> AIM OF THE TASK
Search the records for "management" and copy each line that holds it.
----- LISTING
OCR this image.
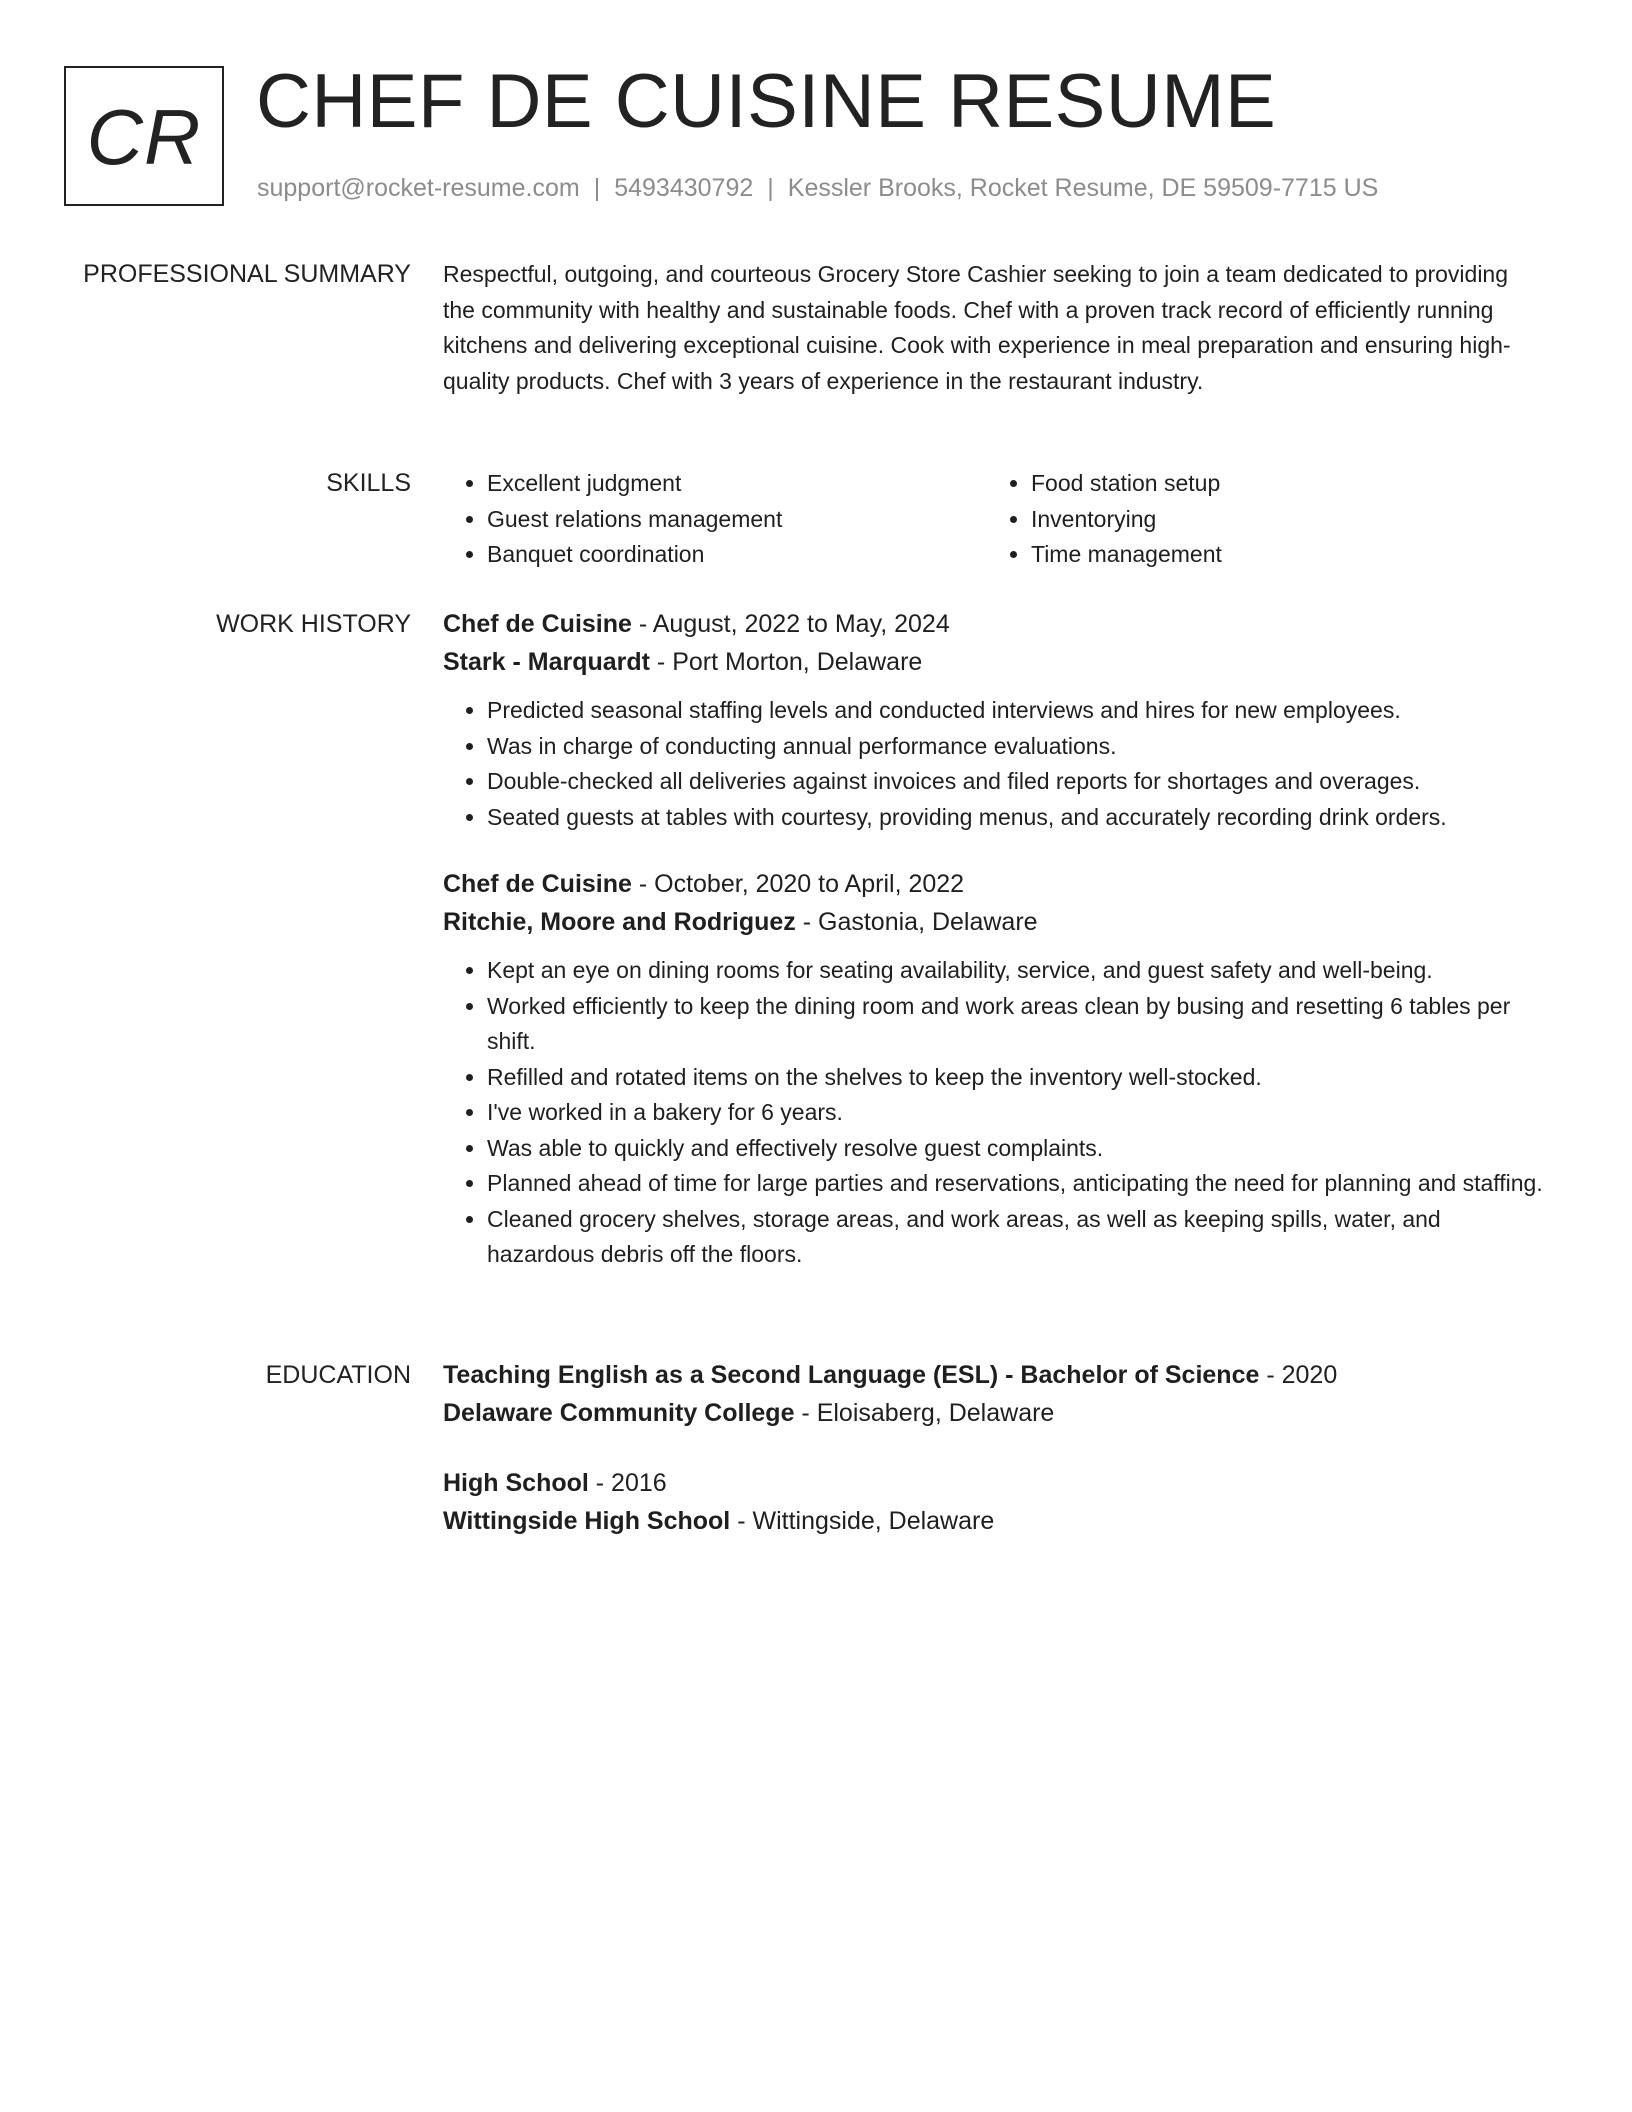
CR CHEF DE CUISINE RESUME
support@rocket-resume.com | 5493430792 | Kessler Brooks, Rocket Resume, DE 59509-7715 US
PROFESSIONAL SUMMARY Respectful, outgoing, and courteous Grocery Store Cashier seeking to join a team dedicated to providing the community with healthy and sustainable foods. Chef with a proven track record of efficiently running kitchens and delivering exceptional cuisine. Cook with experience in meal preparation and ensuring high-quality products. Chef with 3 years of experience in the restaurant industry.

SKILLS
•	Excellent judgment
• Guest relations management
• Banquet coordination
• Food station setup
• Inventorying
• Time management
WORK HISTORY Chef de Cuisine - August, 2022 to May, 2024
Stark - Marquardt - Port Morton, Delaware
• Predicted seasonal staffing levels and conducted interviews and hires for new employees.
• Was in charge of conducting annual performance evaluations.
• Double-checked all deliveries against invoices and filed reports for shortages and overages.
• Seated guests at tables with courtesy, providing menus, and accurately recording drink orders.
Chef de Cuisine - October, 2020 to April, 2022
Ritchie, Moore and Rodriguez - Gastonia, Delaware
• Kept an eye on dining rooms for seating availability, service, and guest safety and well-being.
• Worked efficiently to keep the dining room and work areas clean by busing and resetting 6 tables per shift.
• Refilled and rotated items on the shelves to keep the inventory well-stocked.
• I've worked in a bakery for 6 years.
• Was able to quickly and effectively resolve guest complaints.
• Planned ahead of time for large parties and reservations, anticipating the need for planning and staffing.
• Cleaned grocery shelves, storage areas, and work areas, as well as keeping spills, water, and hazardous debris off the floors.
EDUCATION Teaching English as a Second Language (ESL) - Bachelor of Science - 2020
Delaware Community College - Eloisaberg, Delaware
High School - 2016
Wittingside High School - Wittingside, Delaware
----------
> THE ANSWER
• Guest relations management
• Time management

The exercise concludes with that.